Exercise objective -
Quote, verbatim, all material below, without pictures.

▽

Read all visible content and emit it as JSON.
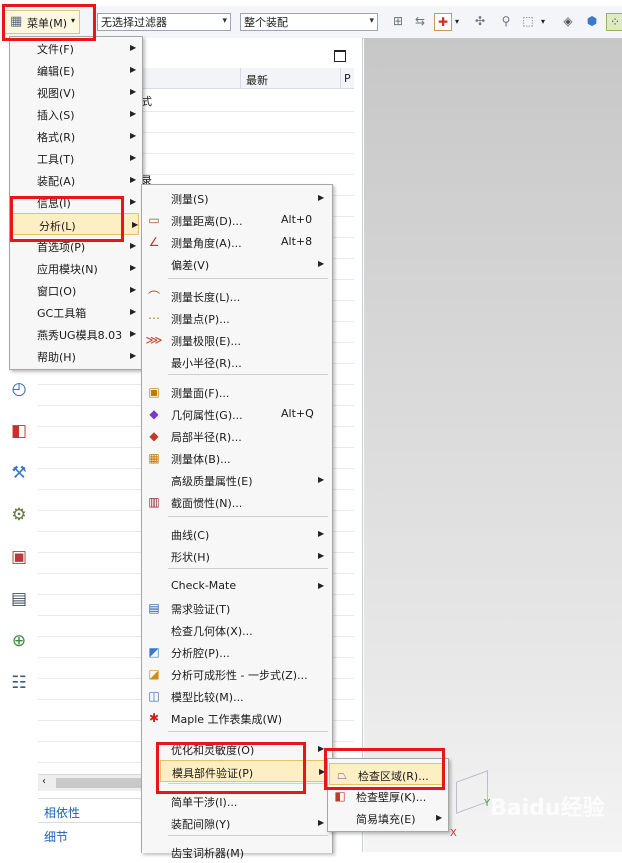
{
  "toolbar": {
    "menu_label": "菜单(M)",
    "filter_value": "无选择过滤器",
    "assembly_value": "整个装配"
  },
  "nav": {
    "col_latest": "最新",
    "col_p": "P",
    "frag1": "式",
    "frag2": "录",
    "footer1": "相依性",
    "footer2": "细节"
  },
  "main_menu": [
    {
      "label": "文件(F)",
      "arrow": true
    },
    {
      "label": "编辑(E)",
      "arrow": true
    },
    {
      "label": "视图(V)",
      "arrow": true
    },
    {
      "label": "插入(S)",
      "arrow": true
    },
    {
      "label": "格式(R)",
      "arrow": true
    },
    {
      "label": "工具(T)",
      "arrow": true
    },
    {
      "label": "装配(A)",
      "arrow": true
    },
    {
      "label": "信息(I)",
      "arrow": true
    },
    {
      "label": "分析(L)",
      "arrow": true
    },
    {
      "label": "首选项(P)",
      "arrow": true
    },
    {
      "label": "应用模块(N)",
      "arrow": true
    },
    {
      "label": "窗口(O)",
      "arrow": true
    },
    {
      "label": "GC工具箱",
      "arrow": true
    },
    {
      "label": "燕秀UG模具8.03",
      "arrow": true
    },
    {
      "label": "帮助(H)",
      "arrow": true
    }
  ],
  "analysis_menu": [
    {
      "label": "测量(S)",
      "arrow": true,
      "icon": "none"
    },
    {
      "label": "测量距离(D)...",
      "shortcut": "Alt+0",
      "icon": "ruler-icon"
    },
    {
      "label": "测量角度(A)...",
      "shortcut": "Alt+8",
      "icon": "angle-icon"
    },
    {
      "label": "偏差(V)",
      "arrow": true,
      "icon": "none"
    },
    {
      "label": "测量长度(L)...",
      "icon": "arc-length-icon"
    },
    {
      "label": "测量点(P)...",
      "icon": "point-icon"
    },
    {
      "label": "测量极限(E)...",
      "icon": "limit-icon"
    },
    {
      "label": "最小半径(R)...",
      "icon": "none"
    },
    {
      "label": "测量面(F)...",
      "icon": "face-icon"
    },
    {
      "label": "几何属性(G)...",
      "shortcut": "Alt+Q",
      "icon": "geometry-icon"
    },
    {
      "label": "局部半径(R)...",
      "icon": "radius-icon"
    },
    {
      "label": "测量体(B)...",
      "icon": "body-icon"
    },
    {
      "label": "高级质量属性(E)",
      "arrow": true,
      "icon": "none"
    },
    {
      "label": "截面惯性(N)...",
      "icon": "inertia-icon"
    },
    {
      "label": "曲线(C)",
      "arrow": true,
      "icon": "none"
    },
    {
      "label": "形状(H)",
      "arrow": true,
      "icon": "none"
    },
    {
      "label": "Check-Mate",
      "arrow": true,
      "icon": "none"
    },
    {
      "label": "需求验证(T)",
      "icon": "requirement-icon"
    },
    {
      "label": "检查几何体(X)...",
      "icon": "none"
    },
    {
      "label": "分析腔(P)...",
      "icon": "cavity-icon"
    },
    {
      "label": "分析可成形性 - 一步式(Z)...",
      "icon": "formability-icon"
    },
    {
      "label": "模型比较(M)...",
      "icon": "compare-icon"
    },
    {
      "label": "Maple 工作表集成(W)",
      "icon": "maple-icon"
    },
    {
      "label": "优化和灵敏度(O)",
      "arrow": true,
      "icon": "none"
    },
    {
      "label": "模具部件验证(P)",
      "arrow": true,
      "icon": "none"
    },
    {
      "label": "简单干涉(I)...",
      "icon": "none"
    },
    {
      "label": "装配间隙(Y)",
      "arrow": true,
      "icon": "none"
    },
    {
      "label": "齿宝词析器(M)",
      "icon": "none"
    }
  ],
  "mold_menu": [
    {
      "label": "检查区域(R)...",
      "icon": "check-region-icon"
    },
    {
      "label": "检查壁厚(K)...",
      "icon": "wall-thickness-icon"
    },
    {
      "label": "简易填充(E)",
      "arrow": true,
      "icon": "none"
    }
  ],
  "colors": {
    "highlight": "#fdeec3",
    "red_box": "#e8161b",
    "link_blue": "#1f5fb4"
  },
  "watermark": "Baidu经验"
}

△

Answer to the exercise -
Read all visible content and emit it as JSON.
{
  "toolbar": {
    "menu_label": "菜单(M)",
    "filter_value": "无选择过滤器",
    "assembly_value": "整个装配"
  },
  "nav": {
    "col_latest": "最新",
    "col_p": "P",
    "frag1": "式",
    "frag2": "录",
    "footer1": "相依性",
    "footer2": "细节"
  },
  "main_menu": [
    {
      "label": "文件(F)",
      "arrow": true
    },
    {
      "label": "编辑(E)",
      "arrow": true
    },
    {
      "label": "视图(V)",
      "arrow": true
    },
    {
      "label": "插入(S)",
      "arrow": true
    },
    {
      "label": "格式(R)",
      "arrow": true
    },
    {
      "label": "工具(T)",
      "arrow": true
    },
    {
      "label": "装配(A)",
      "arrow": true
    },
    {
      "label": "信息(I)",
      "arrow": true
    },
    {
      "label": "分析(L)",
      "arrow": true
    },
    {
      "label": "首选项(P)",
      "arrow": true
    },
    {
      "label": "应用模块(N)",
      "arrow": true
    },
    {
      "label": "窗口(O)",
      "arrow": true
    },
    {
      "label": "GC工具箱",
      "arrow": true
    },
    {
      "label": "燕秀UG模具8.03",
      "arrow": true
    },
    {
      "label": "帮助(H)",
      "arrow": true
    }
  ],
  "analysis_menu": [
    {
      "label": "测量(S)",
      "arrow": true,
      "icon": "none"
    },
    {
      "label": "测量距离(D)...",
      "shortcut": "Alt+0",
      "icon": "ruler-icon"
    },
    {
      "label": "测量角度(A)...",
      "shortcut": "Alt+8",
      "icon": "angle-icon"
    },
    {
      "label": "偏差(V)",
      "arrow": true,
      "icon": "none"
    },
    {
      "label": "测量长度(L)...",
      "icon": "arc-length-icon"
    },
    {
      "label": "测量点(P)...",
      "icon": "point-icon"
    },
    {
      "label": "测量极限(E)...",
      "icon": "limit-icon"
    },
    {
      "label": "最小半径(R)...",
      "icon": "none"
    },
    {
      "label": "测量面(F)...",
      "icon": "face-icon"
    },
    {
      "label": "几何属性(G)...",
      "shortcut": "Alt+Q",
      "icon": "geometry-icon"
    },
    {
      "label": "局部半径(R)...",
      "icon": "radius-icon"
    },
    {
      "label": "测量体(B)...",
      "icon": "body-icon"
    },
    {
      "label": "高级质量属性(E)",
      "arrow": true,
      "icon": "none"
    },
    {
      "label": "截面惯性(N)...",
      "icon": "inertia-icon"
    },
    {
      "label": "曲线(C)",
      "arrow": true,
      "icon": "none"
    },
    {
      "label": "形状(H)",
      "arrow": true,
      "icon": "none"
    },
    {
      "label": "Check-Mate",
      "arrow": true,
      "icon": "none"
    },
    {
      "label": "需求验证(T)",
      "icon": "requirement-icon"
    },
    {
      "label": "检查几何体(X)...",
      "icon": "none"
    },
    {
      "label": "分析腔(P)...",
      "icon": "cavity-icon"
    },
    {
      "label": "分析可成形性 - 一步式(Z)...",
      "icon": "formability-icon"
    },
    {
      "label": "模型比较(M)...",
      "icon": "compare-icon"
    },
    {
      "label": "Maple 工作表集成(W)",
      "icon": "maple-icon"
    },
    {
      "label": "优化和灵敏度(O)",
      "arrow": true,
      "icon": "none"
    },
    {
      "label": "模具部件验证(P)",
      "arrow": true,
      "icon": "none"
    },
    {
      "label": "简单干涉(I)...",
      "icon": "none"
    },
    {
      "label": "装配间隙(Y)",
      "arrow": true,
      "icon": "none"
    },
    {
      "label": "齿宝词析器(M)",
      "icon": "none"
    }
  ],
  "mold_menu": [
    {
      "label": "检查区域(R)...",
      "icon": "check-region-icon"
    },
    {
      "label": "检查壁厚(K)...",
      "icon": "wall-thickness-icon"
    },
    {
      "label": "简易填充(E)",
      "arrow": true,
      "icon": "none"
    }
  ],
  "colors": {
    "highlight": "#fdeec3",
    "red_box": "#e8161b",
    "link_blue": "#1f5fb4"
  },
  "watermark": "Baidu经验"
}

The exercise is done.